_Short task_.
Without the pictures, reproduce the records that follow exactly.

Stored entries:
-- BEGIN --

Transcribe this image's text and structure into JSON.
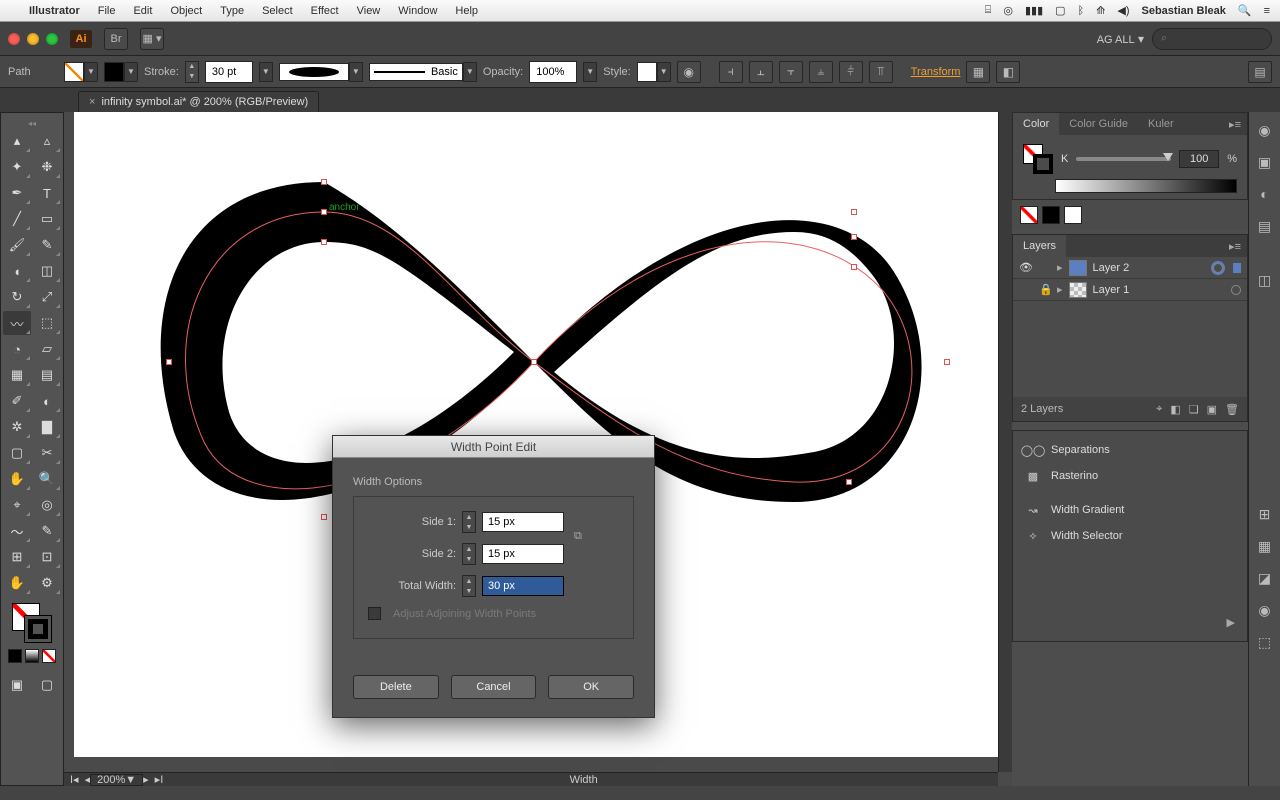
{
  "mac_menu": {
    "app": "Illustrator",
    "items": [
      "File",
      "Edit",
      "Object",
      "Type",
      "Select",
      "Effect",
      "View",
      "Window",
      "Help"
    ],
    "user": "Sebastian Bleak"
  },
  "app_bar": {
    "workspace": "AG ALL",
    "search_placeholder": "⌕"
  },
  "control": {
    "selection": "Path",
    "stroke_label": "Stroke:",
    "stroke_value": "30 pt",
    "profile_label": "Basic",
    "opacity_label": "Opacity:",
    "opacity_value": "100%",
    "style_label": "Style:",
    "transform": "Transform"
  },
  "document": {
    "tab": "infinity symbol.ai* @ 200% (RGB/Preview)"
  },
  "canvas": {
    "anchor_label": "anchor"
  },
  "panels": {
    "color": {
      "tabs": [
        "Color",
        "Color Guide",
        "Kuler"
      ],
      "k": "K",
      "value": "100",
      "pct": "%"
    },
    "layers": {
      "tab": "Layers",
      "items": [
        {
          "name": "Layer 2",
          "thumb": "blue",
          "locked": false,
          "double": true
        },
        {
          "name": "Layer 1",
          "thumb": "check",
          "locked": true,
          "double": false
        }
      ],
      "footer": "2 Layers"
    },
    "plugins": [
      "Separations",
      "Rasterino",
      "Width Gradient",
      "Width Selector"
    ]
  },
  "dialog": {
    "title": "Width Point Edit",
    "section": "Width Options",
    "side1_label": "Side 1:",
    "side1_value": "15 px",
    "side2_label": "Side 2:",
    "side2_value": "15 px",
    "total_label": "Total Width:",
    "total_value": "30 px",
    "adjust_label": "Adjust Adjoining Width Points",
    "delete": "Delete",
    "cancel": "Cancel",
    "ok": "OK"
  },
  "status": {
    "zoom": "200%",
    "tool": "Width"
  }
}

-- END --

_Expected output_.
Transcribe this image's text and structure into JSON.
{
  "mac_menu": {
    "app": "Illustrator",
    "items": [
      "File",
      "Edit",
      "Object",
      "Type",
      "Select",
      "Effect",
      "View",
      "Window",
      "Help"
    ],
    "user": "Sebastian Bleak"
  },
  "app_bar": {
    "workspace": "AG ALL",
    "search_placeholder": "⌕"
  },
  "control": {
    "selection": "Path",
    "stroke_label": "Stroke:",
    "stroke_value": "30 pt",
    "profile_label": "Basic",
    "opacity_label": "Opacity:",
    "opacity_value": "100%",
    "style_label": "Style:",
    "transform": "Transform"
  },
  "document": {
    "tab": "infinity symbol.ai* @ 200% (RGB/Preview)"
  },
  "canvas": {
    "anchor_label": "anchor"
  },
  "panels": {
    "color": {
      "tabs": [
        "Color",
        "Color Guide",
        "Kuler"
      ],
      "k": "K",
      "value": "100",
      "pct": "%"
    },
    "layers": {
      "tab": "Layers",
      "items": [
        {
          "name": "Layer 2",
          "thumb": "blue",
          "locked": false,
          "double": true
        },
        {
          "name": "Layer 1",
          "thumb": "check",
          "locked": true,
          "double": false
        }
      ],
      "footer": "2 Layers"
    },
    "plugins": [
      "Separations",
      "Rasterino",
      "Width Gradient",
      "Width Selector"
    ]
  },
  "dialog": {
    "title": "Width Point Edit",
    "section": "Width Options",
    "side1_label": "Side 1:",
    "side1_value": "15 px",
    "side2_label": "Side 2:",
    "side2_value": "15 px",
    "total_label": "Total Width:",
    "total_value": "30 px",
    "adjust_label": "Adjust Adjoining Width Points",
    "delete": "Delete",
    "cancel": "Cancel",
    "ok": "OK"
  },
  "status": {
    "zoom": "200%",
    "tool": "Width"
  }
}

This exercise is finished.